__Directions__.
Copy out every line that contains "structured".

__Figure record extracts__.
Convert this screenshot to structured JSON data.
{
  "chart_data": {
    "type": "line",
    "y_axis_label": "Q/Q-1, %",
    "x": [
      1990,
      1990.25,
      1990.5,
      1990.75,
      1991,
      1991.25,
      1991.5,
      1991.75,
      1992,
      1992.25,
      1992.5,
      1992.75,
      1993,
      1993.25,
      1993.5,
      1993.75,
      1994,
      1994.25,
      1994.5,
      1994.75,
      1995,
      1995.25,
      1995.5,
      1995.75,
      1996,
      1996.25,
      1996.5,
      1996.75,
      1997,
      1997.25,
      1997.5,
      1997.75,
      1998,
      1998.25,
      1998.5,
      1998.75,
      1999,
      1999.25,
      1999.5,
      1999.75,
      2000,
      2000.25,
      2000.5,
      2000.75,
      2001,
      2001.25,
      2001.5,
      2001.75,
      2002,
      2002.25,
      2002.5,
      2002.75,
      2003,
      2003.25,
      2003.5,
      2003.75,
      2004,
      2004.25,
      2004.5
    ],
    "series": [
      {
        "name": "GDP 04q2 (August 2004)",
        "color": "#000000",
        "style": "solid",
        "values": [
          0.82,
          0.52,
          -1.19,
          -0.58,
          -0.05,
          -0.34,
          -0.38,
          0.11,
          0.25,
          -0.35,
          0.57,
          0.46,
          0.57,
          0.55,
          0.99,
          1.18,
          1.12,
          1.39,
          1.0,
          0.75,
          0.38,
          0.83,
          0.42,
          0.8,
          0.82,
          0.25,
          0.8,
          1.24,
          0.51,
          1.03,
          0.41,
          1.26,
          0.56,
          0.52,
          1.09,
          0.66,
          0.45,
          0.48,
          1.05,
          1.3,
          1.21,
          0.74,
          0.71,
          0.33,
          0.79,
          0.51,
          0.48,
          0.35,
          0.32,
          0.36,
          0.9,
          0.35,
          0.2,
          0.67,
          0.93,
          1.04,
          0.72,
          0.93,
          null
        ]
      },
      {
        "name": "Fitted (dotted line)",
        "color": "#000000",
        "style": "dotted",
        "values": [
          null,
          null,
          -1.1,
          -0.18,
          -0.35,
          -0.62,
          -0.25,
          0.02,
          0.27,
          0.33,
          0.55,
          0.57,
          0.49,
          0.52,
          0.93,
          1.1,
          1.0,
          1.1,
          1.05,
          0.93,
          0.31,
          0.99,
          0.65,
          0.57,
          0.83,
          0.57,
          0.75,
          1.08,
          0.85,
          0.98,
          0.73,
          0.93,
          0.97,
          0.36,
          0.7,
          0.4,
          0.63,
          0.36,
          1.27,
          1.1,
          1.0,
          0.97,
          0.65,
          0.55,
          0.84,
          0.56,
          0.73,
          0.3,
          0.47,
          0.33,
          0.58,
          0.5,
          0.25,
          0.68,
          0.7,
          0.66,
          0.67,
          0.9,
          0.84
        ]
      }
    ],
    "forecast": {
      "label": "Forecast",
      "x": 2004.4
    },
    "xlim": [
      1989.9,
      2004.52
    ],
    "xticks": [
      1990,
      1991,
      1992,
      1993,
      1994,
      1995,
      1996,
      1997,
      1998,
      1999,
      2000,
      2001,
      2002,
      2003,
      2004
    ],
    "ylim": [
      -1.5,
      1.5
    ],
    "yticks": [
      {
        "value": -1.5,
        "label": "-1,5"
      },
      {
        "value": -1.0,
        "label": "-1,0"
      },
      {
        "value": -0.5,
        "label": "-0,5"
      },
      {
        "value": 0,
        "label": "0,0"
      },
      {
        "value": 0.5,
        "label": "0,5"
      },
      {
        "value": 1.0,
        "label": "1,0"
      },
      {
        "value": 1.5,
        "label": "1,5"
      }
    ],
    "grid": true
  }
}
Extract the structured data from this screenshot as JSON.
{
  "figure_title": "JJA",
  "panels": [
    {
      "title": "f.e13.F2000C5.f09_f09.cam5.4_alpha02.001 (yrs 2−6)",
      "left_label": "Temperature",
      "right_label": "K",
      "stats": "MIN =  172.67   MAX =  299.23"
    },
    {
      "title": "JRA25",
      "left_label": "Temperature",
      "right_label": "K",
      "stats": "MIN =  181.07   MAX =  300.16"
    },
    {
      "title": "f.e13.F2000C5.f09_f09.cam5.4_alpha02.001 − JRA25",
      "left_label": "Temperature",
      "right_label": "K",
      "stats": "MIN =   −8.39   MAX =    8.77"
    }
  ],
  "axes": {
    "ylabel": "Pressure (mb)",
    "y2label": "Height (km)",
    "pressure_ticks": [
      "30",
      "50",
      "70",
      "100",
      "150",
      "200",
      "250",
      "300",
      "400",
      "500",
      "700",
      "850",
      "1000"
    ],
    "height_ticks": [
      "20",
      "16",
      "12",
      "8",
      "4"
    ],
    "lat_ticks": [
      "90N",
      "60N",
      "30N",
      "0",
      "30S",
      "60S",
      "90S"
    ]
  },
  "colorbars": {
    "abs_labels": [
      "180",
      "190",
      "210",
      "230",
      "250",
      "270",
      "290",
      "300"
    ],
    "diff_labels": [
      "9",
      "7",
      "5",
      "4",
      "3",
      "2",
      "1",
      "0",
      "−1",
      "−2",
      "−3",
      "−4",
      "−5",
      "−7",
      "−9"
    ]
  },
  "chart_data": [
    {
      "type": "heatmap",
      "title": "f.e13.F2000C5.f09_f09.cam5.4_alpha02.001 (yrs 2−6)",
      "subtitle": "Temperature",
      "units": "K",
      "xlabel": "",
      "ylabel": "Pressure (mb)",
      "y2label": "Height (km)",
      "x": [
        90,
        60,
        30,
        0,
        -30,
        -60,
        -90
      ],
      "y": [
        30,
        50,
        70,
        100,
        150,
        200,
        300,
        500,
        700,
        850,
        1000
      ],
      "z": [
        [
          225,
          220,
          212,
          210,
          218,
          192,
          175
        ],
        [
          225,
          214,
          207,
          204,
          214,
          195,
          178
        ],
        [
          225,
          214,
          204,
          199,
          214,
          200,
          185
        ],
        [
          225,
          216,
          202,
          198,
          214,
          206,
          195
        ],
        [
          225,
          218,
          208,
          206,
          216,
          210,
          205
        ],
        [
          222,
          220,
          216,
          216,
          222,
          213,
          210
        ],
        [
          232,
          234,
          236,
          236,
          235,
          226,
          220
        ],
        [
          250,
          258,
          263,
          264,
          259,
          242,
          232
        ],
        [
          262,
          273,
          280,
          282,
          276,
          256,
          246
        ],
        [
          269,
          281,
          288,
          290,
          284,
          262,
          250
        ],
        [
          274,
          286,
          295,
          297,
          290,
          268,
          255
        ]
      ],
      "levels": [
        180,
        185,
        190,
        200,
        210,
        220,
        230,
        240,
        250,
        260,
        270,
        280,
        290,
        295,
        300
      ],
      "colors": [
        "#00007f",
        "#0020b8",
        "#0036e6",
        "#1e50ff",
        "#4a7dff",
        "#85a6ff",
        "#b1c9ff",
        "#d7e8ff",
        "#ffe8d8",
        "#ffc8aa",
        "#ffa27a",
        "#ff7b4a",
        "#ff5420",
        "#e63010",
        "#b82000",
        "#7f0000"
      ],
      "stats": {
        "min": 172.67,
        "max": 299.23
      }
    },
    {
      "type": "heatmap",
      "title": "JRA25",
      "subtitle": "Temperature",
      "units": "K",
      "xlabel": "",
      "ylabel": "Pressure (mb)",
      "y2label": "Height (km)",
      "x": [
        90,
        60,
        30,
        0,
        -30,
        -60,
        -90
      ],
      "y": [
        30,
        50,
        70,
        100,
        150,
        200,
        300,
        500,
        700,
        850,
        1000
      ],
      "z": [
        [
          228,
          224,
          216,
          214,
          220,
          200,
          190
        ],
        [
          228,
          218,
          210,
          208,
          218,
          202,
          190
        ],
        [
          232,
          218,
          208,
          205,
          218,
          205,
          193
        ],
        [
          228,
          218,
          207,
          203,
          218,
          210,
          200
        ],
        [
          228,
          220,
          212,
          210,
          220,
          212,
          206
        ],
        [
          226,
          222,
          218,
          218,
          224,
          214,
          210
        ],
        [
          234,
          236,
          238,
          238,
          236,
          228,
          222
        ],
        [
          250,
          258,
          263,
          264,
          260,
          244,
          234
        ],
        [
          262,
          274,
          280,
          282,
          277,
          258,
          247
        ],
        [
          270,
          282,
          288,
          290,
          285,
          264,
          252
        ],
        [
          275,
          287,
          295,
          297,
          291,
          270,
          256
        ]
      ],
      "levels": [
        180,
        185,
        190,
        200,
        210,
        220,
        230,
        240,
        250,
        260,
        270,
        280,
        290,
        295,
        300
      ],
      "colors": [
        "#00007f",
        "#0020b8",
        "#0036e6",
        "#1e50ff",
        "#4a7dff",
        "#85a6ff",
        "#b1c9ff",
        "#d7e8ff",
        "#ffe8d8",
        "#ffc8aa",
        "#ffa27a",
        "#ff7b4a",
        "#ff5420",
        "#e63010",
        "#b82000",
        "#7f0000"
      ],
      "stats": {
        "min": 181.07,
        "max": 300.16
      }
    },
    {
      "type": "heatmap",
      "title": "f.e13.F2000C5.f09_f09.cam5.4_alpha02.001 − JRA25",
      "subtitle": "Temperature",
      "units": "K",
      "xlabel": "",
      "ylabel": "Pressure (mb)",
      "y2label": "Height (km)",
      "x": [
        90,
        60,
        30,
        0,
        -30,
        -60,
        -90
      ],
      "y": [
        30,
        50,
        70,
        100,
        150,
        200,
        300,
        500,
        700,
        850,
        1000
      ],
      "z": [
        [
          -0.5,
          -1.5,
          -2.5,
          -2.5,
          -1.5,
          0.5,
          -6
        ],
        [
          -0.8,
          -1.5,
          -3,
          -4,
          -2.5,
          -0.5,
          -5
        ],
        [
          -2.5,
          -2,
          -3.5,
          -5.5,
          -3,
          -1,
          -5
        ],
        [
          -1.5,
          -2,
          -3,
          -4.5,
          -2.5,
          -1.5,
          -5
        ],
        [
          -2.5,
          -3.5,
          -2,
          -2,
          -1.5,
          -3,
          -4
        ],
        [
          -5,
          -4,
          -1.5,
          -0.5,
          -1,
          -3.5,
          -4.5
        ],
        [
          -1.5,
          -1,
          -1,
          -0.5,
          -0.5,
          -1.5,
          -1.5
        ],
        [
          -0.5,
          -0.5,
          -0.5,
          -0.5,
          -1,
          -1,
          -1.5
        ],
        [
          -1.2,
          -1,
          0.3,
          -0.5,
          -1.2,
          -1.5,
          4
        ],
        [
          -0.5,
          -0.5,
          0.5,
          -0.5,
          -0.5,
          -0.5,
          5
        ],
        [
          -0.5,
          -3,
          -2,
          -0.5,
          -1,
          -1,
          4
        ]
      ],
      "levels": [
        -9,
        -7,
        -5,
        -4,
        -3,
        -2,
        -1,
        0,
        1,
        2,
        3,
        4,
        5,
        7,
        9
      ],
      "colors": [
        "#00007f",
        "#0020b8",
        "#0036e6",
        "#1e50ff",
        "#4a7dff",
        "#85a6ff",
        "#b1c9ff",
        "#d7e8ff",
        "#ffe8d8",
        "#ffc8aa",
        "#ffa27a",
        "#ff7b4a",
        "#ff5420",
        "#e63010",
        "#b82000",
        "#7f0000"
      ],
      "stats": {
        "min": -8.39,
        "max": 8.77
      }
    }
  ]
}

__Task solution__.
Convert this screenshot to structured JSON data.
Extract the structured data from this screenshot as JSON.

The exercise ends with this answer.